▶ Excerpted passage:
Re: [PATCH, v4] hwmon: coretemp: use list instead of fixed size array for temp data

[Date Prev][Date Next][Thread Prev][Thread Next][Date Index][Thread Index]

 



On Tue, 2012-05-08 at 06:49 -0400, Kirill A. Shutemov wrote:
> From: "Kirill A. Shutemov" <kirill.shutemov@xxxxxxxxxxxxxxx>
> 
> Let's rework code to allow arbitrary number of cores on a CPU, not
> limited by hardcoded array size.
> 
> Signed-off-by: Kirill A. Shutemov <kirill.shutemov@xxxxxxxxxxxxxxx>
> ---
>  v4:
>    - address issues pointed by Guenter Roeck;
>  v3:
>    - drop redundant refcounting and checks;
>  v2:
>    - fix NULL pointer dereference. Thanks to R, Durgadoss;
>    - use mutex instead of spinlock for list locking.
> ---

Hi Kirill,

unfortunately now we have another race condition :(. See below ...

[Entries listed in a dataset]
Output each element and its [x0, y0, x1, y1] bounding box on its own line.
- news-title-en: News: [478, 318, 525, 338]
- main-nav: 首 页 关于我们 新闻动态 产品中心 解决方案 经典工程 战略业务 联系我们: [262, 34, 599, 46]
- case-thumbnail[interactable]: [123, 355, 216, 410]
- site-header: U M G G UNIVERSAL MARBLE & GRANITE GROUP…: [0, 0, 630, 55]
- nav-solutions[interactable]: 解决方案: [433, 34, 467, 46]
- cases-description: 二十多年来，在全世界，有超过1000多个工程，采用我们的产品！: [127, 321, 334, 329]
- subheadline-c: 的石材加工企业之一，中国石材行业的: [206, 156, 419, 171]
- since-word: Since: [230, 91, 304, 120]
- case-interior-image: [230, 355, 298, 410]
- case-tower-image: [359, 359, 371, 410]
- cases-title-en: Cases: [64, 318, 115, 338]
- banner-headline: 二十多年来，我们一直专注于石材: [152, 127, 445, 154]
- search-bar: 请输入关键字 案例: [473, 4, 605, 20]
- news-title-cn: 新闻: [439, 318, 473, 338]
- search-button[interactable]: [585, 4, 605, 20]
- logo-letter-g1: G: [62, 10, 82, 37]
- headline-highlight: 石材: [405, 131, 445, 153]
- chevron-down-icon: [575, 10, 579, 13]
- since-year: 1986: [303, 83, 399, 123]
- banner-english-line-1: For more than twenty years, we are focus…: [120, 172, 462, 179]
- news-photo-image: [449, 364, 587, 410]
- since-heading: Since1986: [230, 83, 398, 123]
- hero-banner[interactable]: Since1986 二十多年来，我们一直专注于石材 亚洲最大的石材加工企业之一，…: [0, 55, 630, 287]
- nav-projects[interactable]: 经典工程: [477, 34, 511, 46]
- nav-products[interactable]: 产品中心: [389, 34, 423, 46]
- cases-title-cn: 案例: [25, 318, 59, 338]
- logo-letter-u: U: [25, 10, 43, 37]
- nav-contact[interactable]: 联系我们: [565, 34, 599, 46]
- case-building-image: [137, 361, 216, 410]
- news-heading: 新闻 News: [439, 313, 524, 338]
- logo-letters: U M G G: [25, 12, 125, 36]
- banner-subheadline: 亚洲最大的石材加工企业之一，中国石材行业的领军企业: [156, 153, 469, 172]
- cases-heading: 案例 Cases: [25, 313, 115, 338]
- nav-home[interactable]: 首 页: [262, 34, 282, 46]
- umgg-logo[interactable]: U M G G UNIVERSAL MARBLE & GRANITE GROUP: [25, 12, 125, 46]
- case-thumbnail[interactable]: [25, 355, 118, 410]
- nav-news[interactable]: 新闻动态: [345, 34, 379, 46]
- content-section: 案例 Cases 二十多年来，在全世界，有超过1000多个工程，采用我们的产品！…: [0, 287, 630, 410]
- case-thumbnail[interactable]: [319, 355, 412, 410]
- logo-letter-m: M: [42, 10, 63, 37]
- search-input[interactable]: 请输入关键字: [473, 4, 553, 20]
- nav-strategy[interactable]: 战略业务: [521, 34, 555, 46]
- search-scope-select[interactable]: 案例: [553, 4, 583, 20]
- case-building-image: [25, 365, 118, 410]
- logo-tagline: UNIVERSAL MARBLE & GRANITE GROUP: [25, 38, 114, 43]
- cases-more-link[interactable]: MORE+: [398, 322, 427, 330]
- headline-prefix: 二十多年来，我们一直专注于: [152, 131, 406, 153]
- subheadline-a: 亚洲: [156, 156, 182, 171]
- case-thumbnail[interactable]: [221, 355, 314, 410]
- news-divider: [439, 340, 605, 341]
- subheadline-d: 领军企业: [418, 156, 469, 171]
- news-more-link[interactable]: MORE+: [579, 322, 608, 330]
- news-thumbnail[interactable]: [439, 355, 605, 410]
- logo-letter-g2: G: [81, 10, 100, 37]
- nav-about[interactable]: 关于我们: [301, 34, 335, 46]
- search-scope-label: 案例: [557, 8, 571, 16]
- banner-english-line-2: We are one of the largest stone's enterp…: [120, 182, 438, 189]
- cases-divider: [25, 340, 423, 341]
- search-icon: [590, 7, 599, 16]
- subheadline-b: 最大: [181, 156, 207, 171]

▶ Written instruction:
According to the mailing-list reply, what did version 2 of the patch use for list locking instead of a spinlock? The entries are material separate from the mailing-list reply.

▶ Reply to the exercise:
A mutex.